---------- TEXT ----------

1.1 Components

Components are the basic building blocks that we'll use to construct functions. A component has an output wire on its left side and a fixed number of input wires on its right side. Here are the addition, subtraction,
multiplication, and division components.
The squaring and cubing components each have one input wire,
as do the square root and cube root components.
Given values for each of its input wires, a component produces a single value for its output wire in a reproducible way. When we give the squaring component an input three, it will produce the output \( 3^2 = 9 \).
When a component has more than one input wire, we read its inputs from top to bottom. For example, when we give the subtraction component the inputs \( (8, 2) \), it will output the result \( 8 - 2 = 6 \).
A constant component takes no input and will always produce the same output.
Every number gets its own constant component.

Schematics

By connecting up the wires between several components, we can create a schematic. We can think of a schematic as a large component made up of smaller components.
A schematic may have multiple input wires and multiple internal wires, but we expect it to have a single output wire, only. We'll always attach wires compatibly: one component's output wire is another component's input wire.
Important.

---------- STORED DATA ----------

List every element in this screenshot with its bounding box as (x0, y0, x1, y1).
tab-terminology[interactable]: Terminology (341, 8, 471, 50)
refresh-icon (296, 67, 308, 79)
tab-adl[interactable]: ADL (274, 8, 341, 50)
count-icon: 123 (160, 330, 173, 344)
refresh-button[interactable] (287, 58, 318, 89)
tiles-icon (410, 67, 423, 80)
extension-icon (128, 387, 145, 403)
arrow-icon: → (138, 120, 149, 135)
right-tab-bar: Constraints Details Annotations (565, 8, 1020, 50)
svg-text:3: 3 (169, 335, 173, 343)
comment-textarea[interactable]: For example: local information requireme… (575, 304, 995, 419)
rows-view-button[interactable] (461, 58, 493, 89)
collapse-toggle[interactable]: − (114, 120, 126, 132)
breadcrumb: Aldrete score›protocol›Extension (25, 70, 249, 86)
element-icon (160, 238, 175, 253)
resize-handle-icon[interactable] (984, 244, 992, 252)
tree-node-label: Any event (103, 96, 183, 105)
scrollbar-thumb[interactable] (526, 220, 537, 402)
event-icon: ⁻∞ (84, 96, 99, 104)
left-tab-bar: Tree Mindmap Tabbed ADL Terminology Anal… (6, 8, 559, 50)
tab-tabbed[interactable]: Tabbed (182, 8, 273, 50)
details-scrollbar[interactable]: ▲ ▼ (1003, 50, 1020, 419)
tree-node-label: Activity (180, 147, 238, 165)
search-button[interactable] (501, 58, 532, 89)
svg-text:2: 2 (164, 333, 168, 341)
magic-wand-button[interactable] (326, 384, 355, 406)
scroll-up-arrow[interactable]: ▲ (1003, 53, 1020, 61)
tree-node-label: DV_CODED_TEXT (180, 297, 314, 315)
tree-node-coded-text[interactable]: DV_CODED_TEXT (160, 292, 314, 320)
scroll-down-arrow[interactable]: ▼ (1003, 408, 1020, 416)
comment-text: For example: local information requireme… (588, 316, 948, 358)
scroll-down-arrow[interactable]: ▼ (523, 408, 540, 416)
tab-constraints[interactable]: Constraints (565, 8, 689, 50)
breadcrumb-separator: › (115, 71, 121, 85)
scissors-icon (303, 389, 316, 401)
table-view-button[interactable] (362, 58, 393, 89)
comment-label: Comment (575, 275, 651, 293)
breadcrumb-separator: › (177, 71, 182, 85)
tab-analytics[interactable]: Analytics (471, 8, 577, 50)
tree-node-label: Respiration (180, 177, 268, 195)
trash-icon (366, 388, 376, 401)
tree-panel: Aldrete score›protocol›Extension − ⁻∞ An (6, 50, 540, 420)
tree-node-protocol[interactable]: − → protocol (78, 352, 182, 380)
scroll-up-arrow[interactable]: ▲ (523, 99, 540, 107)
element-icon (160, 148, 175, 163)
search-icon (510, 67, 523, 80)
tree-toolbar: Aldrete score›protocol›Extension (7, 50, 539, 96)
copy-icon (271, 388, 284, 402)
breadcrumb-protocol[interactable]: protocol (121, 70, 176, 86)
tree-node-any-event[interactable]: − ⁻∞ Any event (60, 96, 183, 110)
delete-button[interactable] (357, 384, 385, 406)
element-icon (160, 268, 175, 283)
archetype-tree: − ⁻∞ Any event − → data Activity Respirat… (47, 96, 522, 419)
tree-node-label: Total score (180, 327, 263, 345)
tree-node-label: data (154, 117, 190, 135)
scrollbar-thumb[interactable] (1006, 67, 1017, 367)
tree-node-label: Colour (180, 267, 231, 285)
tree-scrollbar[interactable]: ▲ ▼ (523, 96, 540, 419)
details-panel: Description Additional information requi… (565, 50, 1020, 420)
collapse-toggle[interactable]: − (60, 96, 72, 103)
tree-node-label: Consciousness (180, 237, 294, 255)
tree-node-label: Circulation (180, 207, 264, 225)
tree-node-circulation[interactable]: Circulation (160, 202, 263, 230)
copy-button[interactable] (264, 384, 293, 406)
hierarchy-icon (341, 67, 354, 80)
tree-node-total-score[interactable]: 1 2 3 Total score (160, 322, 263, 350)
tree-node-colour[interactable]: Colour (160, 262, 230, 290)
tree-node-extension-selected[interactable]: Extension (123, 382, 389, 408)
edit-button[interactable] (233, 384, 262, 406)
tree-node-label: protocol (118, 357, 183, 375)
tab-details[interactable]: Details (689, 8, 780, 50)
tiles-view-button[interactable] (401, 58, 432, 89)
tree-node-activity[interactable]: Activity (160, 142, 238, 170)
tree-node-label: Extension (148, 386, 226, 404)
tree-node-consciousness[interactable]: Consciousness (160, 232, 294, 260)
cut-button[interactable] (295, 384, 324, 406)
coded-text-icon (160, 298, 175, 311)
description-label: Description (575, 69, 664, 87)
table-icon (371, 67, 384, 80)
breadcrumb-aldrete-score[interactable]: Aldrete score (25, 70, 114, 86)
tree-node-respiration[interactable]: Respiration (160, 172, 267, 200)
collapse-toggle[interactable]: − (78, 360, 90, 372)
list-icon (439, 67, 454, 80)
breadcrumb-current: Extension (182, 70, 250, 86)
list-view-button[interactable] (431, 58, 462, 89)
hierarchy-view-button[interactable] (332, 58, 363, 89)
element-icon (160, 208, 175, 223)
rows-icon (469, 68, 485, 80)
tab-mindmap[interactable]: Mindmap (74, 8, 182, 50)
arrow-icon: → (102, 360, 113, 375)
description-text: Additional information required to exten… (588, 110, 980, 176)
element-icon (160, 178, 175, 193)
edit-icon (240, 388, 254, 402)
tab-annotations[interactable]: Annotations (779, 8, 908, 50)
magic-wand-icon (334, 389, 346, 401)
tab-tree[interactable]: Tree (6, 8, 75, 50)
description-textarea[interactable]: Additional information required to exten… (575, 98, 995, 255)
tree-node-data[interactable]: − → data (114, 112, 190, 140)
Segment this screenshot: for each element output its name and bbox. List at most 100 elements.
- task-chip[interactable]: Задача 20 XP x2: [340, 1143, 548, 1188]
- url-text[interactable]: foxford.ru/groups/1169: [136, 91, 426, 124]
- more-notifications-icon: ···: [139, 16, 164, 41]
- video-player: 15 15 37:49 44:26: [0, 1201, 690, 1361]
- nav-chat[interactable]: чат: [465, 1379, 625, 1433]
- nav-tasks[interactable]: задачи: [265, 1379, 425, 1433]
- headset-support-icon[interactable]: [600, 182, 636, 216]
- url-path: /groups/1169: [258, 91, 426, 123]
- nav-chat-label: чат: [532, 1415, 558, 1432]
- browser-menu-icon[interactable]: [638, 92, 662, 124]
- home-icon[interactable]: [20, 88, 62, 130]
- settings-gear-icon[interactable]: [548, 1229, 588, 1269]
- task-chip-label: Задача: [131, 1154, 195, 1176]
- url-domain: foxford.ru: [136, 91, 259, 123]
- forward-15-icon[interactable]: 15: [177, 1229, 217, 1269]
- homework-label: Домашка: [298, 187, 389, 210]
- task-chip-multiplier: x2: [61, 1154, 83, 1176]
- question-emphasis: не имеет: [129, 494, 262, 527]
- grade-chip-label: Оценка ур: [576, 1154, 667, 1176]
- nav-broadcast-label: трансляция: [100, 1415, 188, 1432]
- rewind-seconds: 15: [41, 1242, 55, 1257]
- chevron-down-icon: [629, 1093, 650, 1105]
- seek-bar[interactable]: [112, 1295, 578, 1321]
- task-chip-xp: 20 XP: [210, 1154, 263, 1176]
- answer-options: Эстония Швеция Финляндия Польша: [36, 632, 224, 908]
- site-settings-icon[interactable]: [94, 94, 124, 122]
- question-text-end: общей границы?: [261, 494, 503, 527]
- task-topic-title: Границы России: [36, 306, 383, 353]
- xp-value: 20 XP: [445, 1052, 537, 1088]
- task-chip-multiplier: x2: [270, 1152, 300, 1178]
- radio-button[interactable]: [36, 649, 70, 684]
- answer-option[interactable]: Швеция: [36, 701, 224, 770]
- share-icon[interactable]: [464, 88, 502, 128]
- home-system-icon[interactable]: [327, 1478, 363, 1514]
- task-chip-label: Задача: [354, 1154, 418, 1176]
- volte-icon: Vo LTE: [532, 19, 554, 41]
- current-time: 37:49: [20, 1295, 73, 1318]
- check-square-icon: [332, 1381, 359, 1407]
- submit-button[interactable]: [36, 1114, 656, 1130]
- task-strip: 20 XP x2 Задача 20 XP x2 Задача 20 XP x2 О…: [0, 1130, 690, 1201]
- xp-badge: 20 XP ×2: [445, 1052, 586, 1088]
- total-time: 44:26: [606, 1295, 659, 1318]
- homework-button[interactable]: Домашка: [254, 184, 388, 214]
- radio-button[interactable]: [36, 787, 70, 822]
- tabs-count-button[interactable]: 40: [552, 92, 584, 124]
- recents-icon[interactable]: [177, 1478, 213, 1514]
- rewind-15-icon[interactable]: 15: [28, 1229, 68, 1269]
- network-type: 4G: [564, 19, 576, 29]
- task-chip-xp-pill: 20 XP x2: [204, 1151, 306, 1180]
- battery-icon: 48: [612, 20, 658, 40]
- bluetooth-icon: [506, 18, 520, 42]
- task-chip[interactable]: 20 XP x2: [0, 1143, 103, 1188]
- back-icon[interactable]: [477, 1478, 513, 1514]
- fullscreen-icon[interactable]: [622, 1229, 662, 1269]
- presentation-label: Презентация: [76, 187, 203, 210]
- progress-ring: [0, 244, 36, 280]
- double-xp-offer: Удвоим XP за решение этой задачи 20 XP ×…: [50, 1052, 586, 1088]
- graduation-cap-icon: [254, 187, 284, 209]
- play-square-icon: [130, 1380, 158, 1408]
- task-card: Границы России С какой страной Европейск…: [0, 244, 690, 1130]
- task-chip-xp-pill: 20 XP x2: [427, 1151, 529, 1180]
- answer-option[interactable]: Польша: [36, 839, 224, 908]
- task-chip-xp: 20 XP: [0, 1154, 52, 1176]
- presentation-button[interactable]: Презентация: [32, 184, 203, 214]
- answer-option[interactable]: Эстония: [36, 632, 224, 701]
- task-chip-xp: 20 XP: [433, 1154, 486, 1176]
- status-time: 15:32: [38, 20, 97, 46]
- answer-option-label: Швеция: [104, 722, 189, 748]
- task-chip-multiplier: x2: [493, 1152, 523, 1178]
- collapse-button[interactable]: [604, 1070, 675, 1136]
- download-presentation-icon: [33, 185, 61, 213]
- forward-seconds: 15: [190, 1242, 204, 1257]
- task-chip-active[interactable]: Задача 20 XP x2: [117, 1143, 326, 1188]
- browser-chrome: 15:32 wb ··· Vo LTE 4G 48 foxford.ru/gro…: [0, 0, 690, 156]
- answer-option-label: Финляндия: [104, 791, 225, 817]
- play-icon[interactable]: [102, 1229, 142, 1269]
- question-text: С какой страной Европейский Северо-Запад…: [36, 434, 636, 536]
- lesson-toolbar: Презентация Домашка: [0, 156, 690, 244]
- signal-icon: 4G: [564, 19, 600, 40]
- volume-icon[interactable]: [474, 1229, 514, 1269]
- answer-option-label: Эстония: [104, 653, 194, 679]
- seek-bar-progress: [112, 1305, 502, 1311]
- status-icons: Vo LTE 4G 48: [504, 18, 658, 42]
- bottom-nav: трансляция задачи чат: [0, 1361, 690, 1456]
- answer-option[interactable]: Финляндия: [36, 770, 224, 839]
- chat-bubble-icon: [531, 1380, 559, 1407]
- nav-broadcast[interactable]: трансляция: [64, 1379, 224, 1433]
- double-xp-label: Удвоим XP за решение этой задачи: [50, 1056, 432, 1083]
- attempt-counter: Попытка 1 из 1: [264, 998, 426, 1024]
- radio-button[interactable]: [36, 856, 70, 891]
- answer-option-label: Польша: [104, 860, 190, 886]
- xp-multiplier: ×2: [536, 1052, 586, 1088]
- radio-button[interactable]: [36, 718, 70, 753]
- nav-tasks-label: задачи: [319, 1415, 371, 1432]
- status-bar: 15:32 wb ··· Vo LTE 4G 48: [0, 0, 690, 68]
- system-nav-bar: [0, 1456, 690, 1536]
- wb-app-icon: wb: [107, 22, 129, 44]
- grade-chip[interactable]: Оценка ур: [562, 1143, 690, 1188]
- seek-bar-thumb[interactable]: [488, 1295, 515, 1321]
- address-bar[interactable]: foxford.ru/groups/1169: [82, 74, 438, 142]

----------

◆ **TASK LIST**:
1) Which components does the text on components and schematics say have exactly one input wire?
2) Resume the text on components and schematics from where it stops.

◆ **RESPONSES BY ITEM NUMBER**:
1)
- Squaring component
- Cubing component
- Square root component
- Cube root component

2)
We will never wire output to output nor input to input.
We evaluate a schematic by pushing the given input values across components from right to left. Let's see how this works with an example.
Example.
Let's evaluate the following schematic for the pair of inputs \( (4, 3) \). We start by placing the inputs on the right-most wires.
Pushing the values across the components, we find that schematic produces the output value five on its left-most wire.
A schematic can include components, wires, and one other kind of object: a splitter.
A splitter duplicates its input by producing the same value on each of its output wires. Since a splitter does not have a single output wire, it is not considered a component.
Example.
Let's evaluate the following schematic for the input three.
Our input is duplicated by the splitter, and the constant component introduces its value, one.
The schematic's output is three-quarters.